─── Task data

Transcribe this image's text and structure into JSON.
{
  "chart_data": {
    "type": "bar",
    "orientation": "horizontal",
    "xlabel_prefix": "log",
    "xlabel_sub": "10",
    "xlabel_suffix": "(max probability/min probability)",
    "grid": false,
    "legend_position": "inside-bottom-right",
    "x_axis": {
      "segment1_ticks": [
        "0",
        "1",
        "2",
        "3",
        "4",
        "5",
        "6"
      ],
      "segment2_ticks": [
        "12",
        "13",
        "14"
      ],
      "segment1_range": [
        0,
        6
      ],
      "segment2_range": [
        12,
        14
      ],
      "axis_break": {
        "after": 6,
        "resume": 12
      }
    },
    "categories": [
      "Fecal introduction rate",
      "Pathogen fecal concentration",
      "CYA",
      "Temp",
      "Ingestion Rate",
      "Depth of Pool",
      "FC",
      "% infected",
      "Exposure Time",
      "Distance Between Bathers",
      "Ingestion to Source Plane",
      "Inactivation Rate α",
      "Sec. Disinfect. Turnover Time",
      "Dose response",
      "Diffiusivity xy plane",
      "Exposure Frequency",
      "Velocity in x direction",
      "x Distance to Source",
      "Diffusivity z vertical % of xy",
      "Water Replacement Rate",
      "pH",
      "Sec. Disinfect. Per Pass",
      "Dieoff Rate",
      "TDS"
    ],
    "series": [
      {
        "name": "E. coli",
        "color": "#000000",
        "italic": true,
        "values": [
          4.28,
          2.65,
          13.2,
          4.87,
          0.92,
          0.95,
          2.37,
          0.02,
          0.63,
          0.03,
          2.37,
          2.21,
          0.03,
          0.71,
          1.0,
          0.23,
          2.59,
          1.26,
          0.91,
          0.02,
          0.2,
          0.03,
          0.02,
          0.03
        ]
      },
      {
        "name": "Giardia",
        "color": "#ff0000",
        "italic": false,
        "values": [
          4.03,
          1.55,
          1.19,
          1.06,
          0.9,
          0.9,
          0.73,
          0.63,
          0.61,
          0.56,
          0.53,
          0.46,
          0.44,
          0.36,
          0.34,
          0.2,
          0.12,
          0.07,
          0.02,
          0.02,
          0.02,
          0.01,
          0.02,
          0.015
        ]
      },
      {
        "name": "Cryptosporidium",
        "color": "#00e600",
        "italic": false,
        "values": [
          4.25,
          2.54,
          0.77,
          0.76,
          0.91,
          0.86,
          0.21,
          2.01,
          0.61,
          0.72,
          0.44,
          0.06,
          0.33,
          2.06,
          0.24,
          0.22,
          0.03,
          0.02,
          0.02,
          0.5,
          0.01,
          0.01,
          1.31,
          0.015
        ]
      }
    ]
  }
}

──────

Output the data once more, exactly as given.

Transcribe this image's text and structure into JSON.
{
  "chart_data": {
    "type": "bar",
    "orientation": "horizontal",
    "xlabel_prefix": "log",
    "xlabel_sub": "10",
    "xlabel_suffix": "(max probability/min probability)",
    "grid": false,
    "legend_position": "inside-bottom-right",
    "x_axis": {
      "segment1_ticks": [
        "0",
        "1",
        "2",
        "3",
        "4",
        "5",
        "6"
      ],
      "segment2_ticks": [
        "12",
        "13",
        "14"
      ],
      "segment1_range": [
        0,
        6
      ],
      "segment2_range": [
        12,
        14
      ],
      "axis_break": {
        "after": 6,
        "resume": 12
      }
    },
    "categories": [
      "Fecal introduction rate",
      "Pathogen fecal concentration",
      "CYA",
      "Temp",
      "Ingestion Rate",
      "Depth of Pool",
      "FC",
      "% infected",
      "Exposure Time",
      "Distance Between Bathers",
      "Ingestion to Source Plane",
      "Inactivation Rate α",
      "Sec. Disinfect. Turnover Time",
      "Dose response",
      "Diffiusivity xy plane",
      "Exposure Frequency",
      "Velocity in x direction",
      "x Distance to Source",
      "Diffusivity z vertical % of xy",
      "Water Replacement Rate",
      "pH",
      "Sec. Disinfect. Per Pass",
      "Dieoff Rate",
      "TDS"
    ],
    "series": [
      {
        "name": "E. coli",
        "color": "#000000",
        "italic": true,
        "values": [
          4.28,
          2.65,
          13.2,
          4.87,
          0.92,
          0.95,
          2.37,
          0.02,
          0.63,
          0.03,
          2.37,
          2.21,
          0.03,
          0.71,
          1.0,
          0.23,
          2.59,
          1.26,
          0.91,
          0.02,
          0.2,
          0.03,
          0.02,
          0.03
        ]
      },
      {
        "name": "Giardia",
        "color": "#ff0000",
        "italic": false,
        "values": [
          4.03,
          1.55,
          1.19,
          1.06,
          0.9,
          0.9,
          0.73,
          0.63,
          0.61,
          0.56,
          0.53,
          0.46,
          0.44,
          0.36,
          0.34,
          0.2,
          0.12,
          0.07,
          0.02,
          0.02,
          0.02,
          0.01,
          0.02,
          0.015
        ]
      },
      {
        "name": "Cryptosporidium",
        "color": "#00e600",
        "italic": false,
        "values": [
          4.25,
          2.54,
          0.77,
          0.76,
          0.91,
          0.86,
          0.21,
          2.01,
          0.61,
          0.72,
          0.44,
          0.06,
          0.33,
          2.06,
          0.24,
          0.22,
          0.03,
          0.02,
          0.02,
          0.5,
          0.01,
          0.01,
          1.31,
          0.015
        ]
      }
    ]
  }
}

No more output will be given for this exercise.